-- WORK TO COMPLETE --
Copy out every line of each item below verbatim, keeping all text unchanged.

Bounding box annotations:
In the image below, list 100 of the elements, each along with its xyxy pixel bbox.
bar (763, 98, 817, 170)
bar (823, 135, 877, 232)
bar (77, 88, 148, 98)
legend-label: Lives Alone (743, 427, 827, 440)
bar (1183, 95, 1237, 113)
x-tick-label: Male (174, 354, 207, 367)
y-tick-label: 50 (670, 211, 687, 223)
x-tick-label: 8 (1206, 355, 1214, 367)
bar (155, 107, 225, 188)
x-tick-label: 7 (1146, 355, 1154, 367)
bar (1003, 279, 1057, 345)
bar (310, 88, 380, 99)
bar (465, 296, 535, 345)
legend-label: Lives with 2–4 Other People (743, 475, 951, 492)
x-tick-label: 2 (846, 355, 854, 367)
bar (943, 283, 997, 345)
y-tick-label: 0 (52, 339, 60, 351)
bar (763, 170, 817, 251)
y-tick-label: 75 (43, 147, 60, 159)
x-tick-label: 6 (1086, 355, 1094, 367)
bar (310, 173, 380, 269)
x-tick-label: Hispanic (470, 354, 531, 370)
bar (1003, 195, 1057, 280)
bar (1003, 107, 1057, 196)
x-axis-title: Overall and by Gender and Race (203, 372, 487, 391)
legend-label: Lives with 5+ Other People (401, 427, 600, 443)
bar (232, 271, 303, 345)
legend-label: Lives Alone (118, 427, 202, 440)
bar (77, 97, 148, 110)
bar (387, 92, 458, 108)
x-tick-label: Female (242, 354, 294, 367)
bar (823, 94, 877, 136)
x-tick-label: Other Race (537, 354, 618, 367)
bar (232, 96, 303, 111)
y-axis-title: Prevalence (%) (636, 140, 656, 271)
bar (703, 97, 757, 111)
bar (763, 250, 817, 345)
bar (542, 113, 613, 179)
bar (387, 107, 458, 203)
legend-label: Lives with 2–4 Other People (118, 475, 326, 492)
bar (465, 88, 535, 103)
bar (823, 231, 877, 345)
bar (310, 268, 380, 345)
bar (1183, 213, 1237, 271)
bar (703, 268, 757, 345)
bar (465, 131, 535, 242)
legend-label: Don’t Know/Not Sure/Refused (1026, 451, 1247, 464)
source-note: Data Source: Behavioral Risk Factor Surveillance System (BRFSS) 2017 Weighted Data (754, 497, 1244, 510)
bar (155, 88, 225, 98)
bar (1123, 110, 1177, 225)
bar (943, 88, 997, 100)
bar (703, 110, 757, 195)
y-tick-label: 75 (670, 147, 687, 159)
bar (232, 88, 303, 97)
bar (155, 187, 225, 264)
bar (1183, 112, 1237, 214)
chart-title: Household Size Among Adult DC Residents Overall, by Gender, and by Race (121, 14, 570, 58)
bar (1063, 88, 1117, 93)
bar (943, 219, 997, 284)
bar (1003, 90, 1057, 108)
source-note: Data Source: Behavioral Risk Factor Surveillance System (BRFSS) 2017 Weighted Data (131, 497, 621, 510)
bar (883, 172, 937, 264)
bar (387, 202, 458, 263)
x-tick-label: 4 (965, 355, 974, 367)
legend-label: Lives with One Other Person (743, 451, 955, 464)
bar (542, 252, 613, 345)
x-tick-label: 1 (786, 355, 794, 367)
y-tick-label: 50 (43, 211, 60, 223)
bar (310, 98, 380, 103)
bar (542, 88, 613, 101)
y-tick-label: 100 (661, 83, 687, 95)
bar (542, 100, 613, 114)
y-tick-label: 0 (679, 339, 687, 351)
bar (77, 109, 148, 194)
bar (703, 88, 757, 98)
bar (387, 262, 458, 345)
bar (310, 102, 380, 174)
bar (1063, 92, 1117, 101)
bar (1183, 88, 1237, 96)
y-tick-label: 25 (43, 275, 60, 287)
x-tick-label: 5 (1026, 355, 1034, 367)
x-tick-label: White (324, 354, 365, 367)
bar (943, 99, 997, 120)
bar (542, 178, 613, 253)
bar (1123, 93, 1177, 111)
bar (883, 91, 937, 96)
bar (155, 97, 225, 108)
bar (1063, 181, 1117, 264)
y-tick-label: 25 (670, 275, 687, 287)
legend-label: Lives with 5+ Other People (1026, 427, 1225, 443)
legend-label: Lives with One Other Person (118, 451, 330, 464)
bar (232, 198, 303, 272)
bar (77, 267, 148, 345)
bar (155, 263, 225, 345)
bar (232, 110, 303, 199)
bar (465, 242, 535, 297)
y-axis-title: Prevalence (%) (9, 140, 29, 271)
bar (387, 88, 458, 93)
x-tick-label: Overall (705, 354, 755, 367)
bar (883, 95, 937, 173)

-- ANSWER --
In the image below, list 100 of the elements, each along with its xyxy pixel bbox.
bar (763, 98, 817, 170)
bar (823, 135, 877, 232)
bar (77, 88, 148, 98)
legend-label: Lives Alone (743, 427, 827, 440)
bar (1183, 95, 1237, 113)
x-tick-label: Male (174, 354, 207, 367)
y-tick-label: 50 (670, 211, 687, 223)
x-tick-label: 8 (1206, 355, 1214, 367)
bar (155, 107, 225, 188)
x-tick-label: 7 (1146, 355, 1154, 367)
bar (1003, 279, 1057, 345)
bar (310, 88, 380, 99)
bar (465, 296, 535, 345)
legend-label: Lives with 2–4 Other People (743, 475, 951, 492)
x-tick-label: 2 (846, 355, 854, 367)
bar (943, 283, 997, 345)
y-tick-label: 0 (52, 339, 60, 351)
bar (763, 170, 817, 251)
y-tick-label: 75 (43, 147, 60, 159)
x-tick-label: 6 (1086, 355, 1094, 367)
bar (310, 173, 380, 269)
x-tick-label: Hispanic (470, 354, 531, 370)
bar (1003, 195, 1057, 280)
bar (1003, 107, 1057, 196)
x-axis-title: Overall and by Gender and Race (203, 372, 487, 391)
legend-label: Lives with 5+ Other People (401, 427, 600, 443)
bar (232, 271, 303, 345)
legend-label: Lives Alone (118, 427, 202, 440)
bar (77, 97, 148, 110)
bar (387, 92, 458, 108)
x-tick-label: Female (242, 354, 294, 367)
bar (823, 94, 877, 136)
x-tick-label: Other Race (537, 354, 618, 367)
bar (232, 96, 303, 111)
y-axis-title: Prevalence (%) (636, 140, 656, 271)
bar (703, 97, 757, 111)
bar (763, 250, 817, 345)
bar (542, 113, 613, 179)
bar (387, 107, 458, 203)
legend-label: Lives with 2–4 Other People (118, 475, 326, 492)
bar (465, 88, 535, 103)
bar (823, 231, 877, 345)
bar (310, 268, 380, 345)
bar (1183, 213, 1237, 271)
bar (703, 268, 757, 345)
bar (465, 131, 535, 242)
legend-label: Don’t Know/Not Sure/Refused (1026, 451, 1247, 464)
source-note: Data Source: Behavioral Risk Factor Surveillance System (BRFSS) 2017 Weighted Data (754, 497, 1244, 510)
bar (155, 88, 225, 98)
bar (1123, 110, 1177, 225)
bar (943, 88, 997, 100)
bar (703, 110, 757, 195)
y-tick-label: 75 (670, 147, 687, 159)
bar (232, 88, 303, 97)
bar (155, 187, 225, 264)
bar (1183, 112, 1237, 214)
chart-title: Household Size Among Adult DC Residents Overall, by Gender, and by Race (121, 14, 570, 58)
bar (1063, 88, 1117, 93)
bar (943, 219, 997, 284)
bar (1003, 90, 1057, 108)
source-note: Data Source: Behavioral Risk Factor Surveillance System (BRFSS) 2017 Weighted Data (131, 497, 621, 510)
bar (883, 172, 937, 264)
bar (387, 202, 458, 263)
x-tick-label: 4 (965, 355, 974, 367)
legend-label: Lives with One Other Person (743, 451, 955, 464)
bar (542, 252, 613, 345)
x-tick-label: 1 (786, 355, 794, 367)
y-tick-label: 50 (43, 211, 60, 223)
bar (310, 98, 380, 103)
bar (542, 88, 613, 101)
y-tick-label: 100 (661, 83, 687, 95)
bar (542, 100, 613, 114)
y-tick-label: 0 (679, 339, 687, 351)
bar (77, 109, 148, 194)
bar (703, 88, 757, 98)
bar (387, 262, 458, 345)
bar (310, 102, 380, 174)
bar (1063, 92, 1117, 101)
bar (1183, 88, 1237, 96)
y-tick-label: 25 (43, 275, 60, 287)
x-tick-label: 5 (1026, 355, 1034, 367)
x-tick-label: White (324, 354, 365, 367)
bar (943, 99, 997, 120)
bar (542, 178, 613, 253)
bar (1123, 93, 1177, 111)
bar (883, 91, 937, 96)
bar (155, 97, 225, 108)
bar (1063, 181, 1117, 264)
y-tick-label: 25 (670, 275, 687, 287)
legend-label: Lives with 5+ Other People (1026, 427, 1225, 443)
legend-label: Lives with One Other Person (118, 451, 330, 464)
bar (232, 198, 303, 272)
bar (77, 267, 148, 345)
bar (155, 263, 225, 345)
bar (232, 110, 303, 199)
bar (465, 242, 535, 297)
y-axis-title: Prevalence (%) (9, 140, 29, 271)
bar (387, 88, 458, 93)
x-tick-label: Overall (705, 354, 755, 367)
bar (883, 95, 937, 173)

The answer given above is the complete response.